[YOUR GOAL] Pictures appear in the records below; write out everything else exactly.

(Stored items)
◆ ◆ ◆
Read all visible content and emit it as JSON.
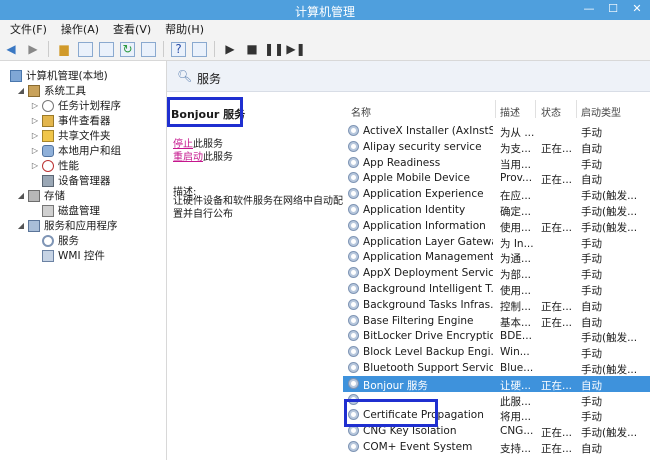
{
  "window": {
    "title": "计算机管理"
  },
  "menu": [
    "文件(F)",
    "操作(A)",
    "查看(V)",
    "帮助(H)"
  ],
  "tree": {
    "root": "计算机管理(本地)",
    "system_tools": "系统工具",
    "task_scheduler": "任务计划程序",
    "event_viewer": "事件查看器",
    "shared_folders": "共享文件夹",
    "local_users": "本地用户和组",
    "performance": "性能",
    "device_manager": "设备管理器",
    "storage": "存储",
    "disk_management": "磁盘管理",
    "services_apps": "服务和应用程序",
    "services": "服务",
    "wmi": "WMI 控件"
  },
  "panel": {
    "header": "服务",
    "service_name": "Bonjour 服务",
    "stop_link": "停止",
    "stop_suffix": "此服务",
    "restart_link": "重启动",
    "restart_suffix": "此服务",
    "desc_label": "描述:",
    "desc_text": "让硬件设备和软件服务在网络中自动配置并自行公布"
  },
  "columns": {
    "name": "名称",
    "desc": "描述",
    "status": "状态",
    "startup": "启动类型"
  },
  "services": [
    {
      "name": "ActiveX Installer (AxInstSV)",
      "desc": "为从 ...",
      "status": "",
      "startup": "手动"
    },
    {
      "name": "Alipay security service",
      "desc": "为支...",
      "status": "正在...",
      "startup": "自动"
    },
    {
      "name": "App Readiness",
      "desc": "当用...",
      "status": "",
      "startup": "手动"
    },
    {
      "name": "Apple Mobile Device",
      "desc": "Prov...",
      "status": "正在...",
      "startup": "自动"
    },
    {
      "name": "Application Experience",
      "desc": "在应...",
      "status": "",
      "startup": "手动(触发..."
    },
    {
      "name": "Application Identity",
      "desc": "确定...",
      "status": "",
      "startup": "手动(触发..."
    },
    {
      "name": "Application Information",
      "desc": "使用...",
      "status": "正在...",
      "startup": "手动(触发..."
    },
    {
      "name": "Application Layer Gatewa...",
      "desc": "为 In...",
      "status": "",
      "startup": "手动"
    },
    {
      "name": "Application Management",
      "desc": "为通...",
      "status": "",
      "startup": "手动"
    },
    {
      "name": "AppX Deployment Servic...",
      "desc": "为部...",
      "status": "",
      "startup": "手动"
    },
    {
      "name": "Background Intelligent T...",
      "desc": "使用...",
      "status": "",
      "startup": "手动"
    },
    {
      "name": "Background Tasks Infras...",
      "desc": "控制...",
      "status": "正在...",
      "startup": "自动"
    },
    {
      "name": "Base Filtering Engine",
      "desc": "基本...",
      "status": "正在...",
      "startup": "自动"
    },
    {
      "name": "BitLocker Drive Encryptio...",
      "desc": "BDE...",
      "status": "",
      "startup": "手动(触发..."
    },
    {
      "name": "Block Level Backup Engi...",
      "desc": "Win...",
      "status": "",
      "startup": "手动"
    },
    {
      "name": "Bluetooth Support Service",
      "desc": "Blue...",
      "status": "",
      "startup": "手动(触发..."
    },
    {
      "name": "Bonjour 服务",
      "desc": "让硬...",
      "status": "正在...",
      "startup": "自动",
      "selected": true
    },
    {
      "name": "",
      "desc": "此服...",
      "status": "",
      "startup": "手动"
    },
    {
      "name": "Certificate Propagation",
      "desc": "将用...",
      "status": "",
      "startup": "手动"
    },
    {
      "name": "CNG Key Isolation",
      "desc": "CNG...",
      "status": "正在...",
      "startup": "手动(触发..."
    },
    {
      "name": "COM+ Event System",
      "desc": "支持...",
      "status": "正在...",
      "startup": "自动"
    }
  ],
  "colors": {
    "titlebar": "#4f9fdd",
    "selection": "#3e92dc",
    "highlight_box": "#1f2fd0",
    "link": "#c5168d"
  }
}
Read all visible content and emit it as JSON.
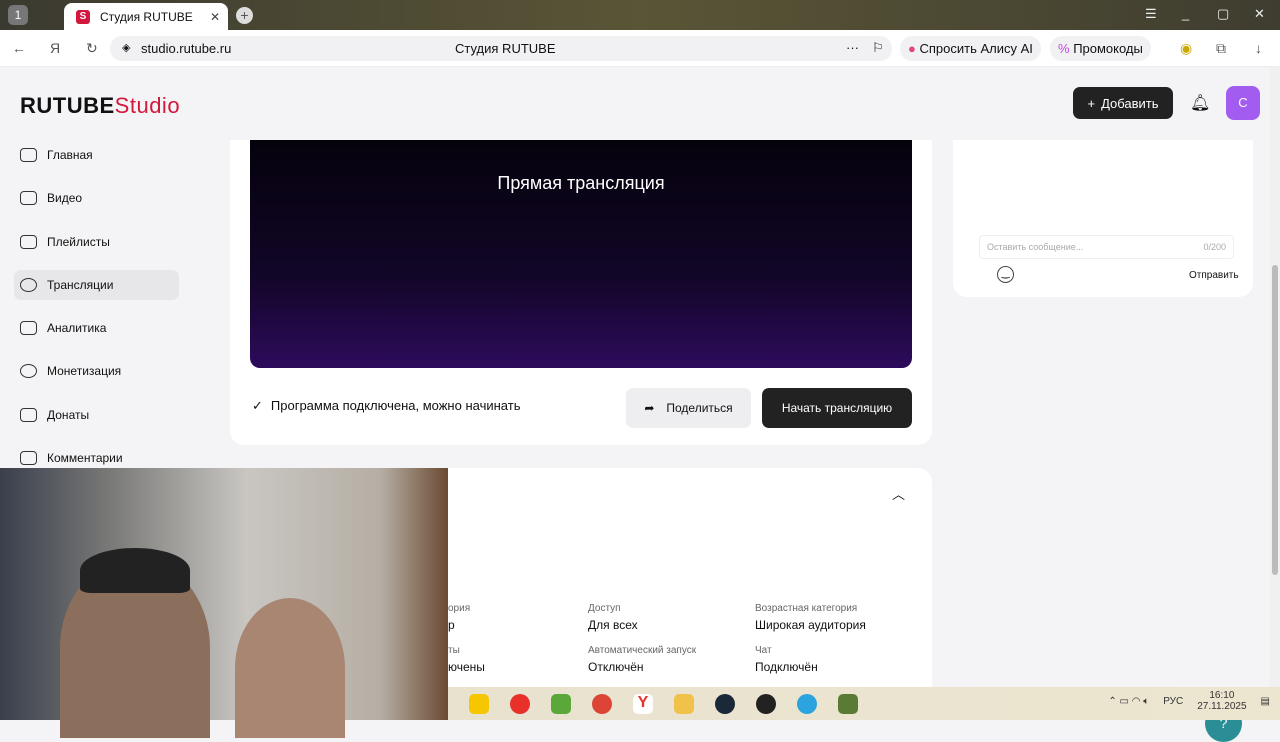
◆ ◆ ◆
[SOLUTION FOR THIS EXERCISE]
Read all visible content and emit it as JSON.
{
  "window": {
    "title": "计算机管理"
  },
  "menu": [
    "文件(F)",
    "操作(A)",
    "查看(V)",
    "帮助(H)"
  ],
  "tree": {
    "root": "计算机管理(本地)",
    "system_tools": "系统工具",
    "task_scheduler": "任务计划程序",
    "event_viewer": "事件查看器",
    "shared_folders": "共享文件夹",
    "local_users": "本地用户和组",
    "performance": "性能",
    "device_manager": "设备管理器",
    "storage": "存储",
    "disk_management": "磁盘管理",
    "services_apps": "服务和应用程序",
    "services": "服务",
    "wmi": "WMI 控件"
  },
  "panel": {
    "header": "服务",
    "service_name": "Bonjour 服务",
    "stop_link": "停止",
    "stop_suffix": "此服务",
    "restart_link": "重启动",
    "restart_suffix": "此服务",
    "desc_label": "描述:",
    "desc_text": "让硬件设备和软件服务在网络中自动配置并自行公布"
  },
  "columns": {
    "name": "名称",
    "desc": "描述",
    "status": "状态",
    "startup": "启动类型"
  },
  "services": [
    {
      "name": "ActiveX Installer (AxInstSV)",
      "desc": "为从 ...",
      "status": "",
      "startup": "手动"
    },
    {
      "name": "Alipay security service",
      "desc": "为支...",
      "status": "正在...",
      "startup": "自动"
    },
    {
      "name": "App Readiness",
      "desc": "当用...",
      "status": "",
      "startup": "手动"
    },
    {
      "name": "Apple Mobile Device",
      "desc": "Prov...",
      "status": "正在...",
      "startup": "自动"
    },
    {
      "name": "Application Experience",
      "desc": "在应...",
      "status": "",
      "startup": "手动(触发..."
    },
    {
      "name": "Application Identity",
      "desc": "确定...",
      "status": "",
      "startup": "手动(触发..."
    },
    {
      "name": "Application Information",
      "desc": "使用...",
      "status": "正在...",
      "startup": "手动(触发..."
    },
    {
      "name": "Application Layer Gatewa...",
      "desc": "为 In...",
      "status": "",
      "startup": "手动"
    },
    {
      "name": "Application Management",
      "desc": "为通...",
      "status": "",
      "startup": "手动"
    },
    {
      "name": "AppX Deployment Servic...",
      "desc": "为部...",
      "status": "",
      "startup": "手动"
    },
    {
      "name": "Background Intelligent T...",
      "desc": "使用...",
      "status": "",
      "startup": "手动"
    },
    {
      "name": "Background Tasks Infras...",
      "desc": "控制...",
      "status": "正在...",
      "startup": "自动"
    },
    {
      "name": "Base Filtering Engine",
      "desc": "基本...",
      "status": "正在...",
      "startup": "自动"
    },
    {
      "name": "BitLocker Drive Encryptio...",
      "desc": "BDE...",
      "status": "",
      "startup": "手动(触发..."
    },
    {
      "name": "Block Level Backup Engi...",
      "desc": "Win...",
      "status": "",
      "startup": "手动"
    },
    {
      "name": "Bluetooth Support Service",
      "desc": "Blue...",
      "status": "",
      "startup": "手动(触发..."
    },
    {
      "name": "Bonjour 服务",
      "desc": "让硬...",
      "status": "正在...",
      "startup": "自动",
      "selected": true
    },
    {
      "name": "",
      "desc": "此服...",
      "status": "",
      "startup": "手动"
    },
    {
      "name": "Certificate Propagation",
      "desc": "将用...",
      "status": "",
      "startup": "手动"
    },
    {
      "name": "CNG Key Isolation",
      "desc": "CNG...",
      "status": "正在...",
      "startup": "手动(触发..."
    },
    {
      "name": "COM+ Event System",
      "desc": "支持...",
      "status": "正在...",
      "startup": "自动"
    }
  ],
  "colors": {
    "titlebar": "#4f9fdd",
    "selection": "#3e92dc",
    "highlight_box": "#1f2fd0",
    "link": "#c5168d"
  }
}
Read all visible content and emit it as JSON.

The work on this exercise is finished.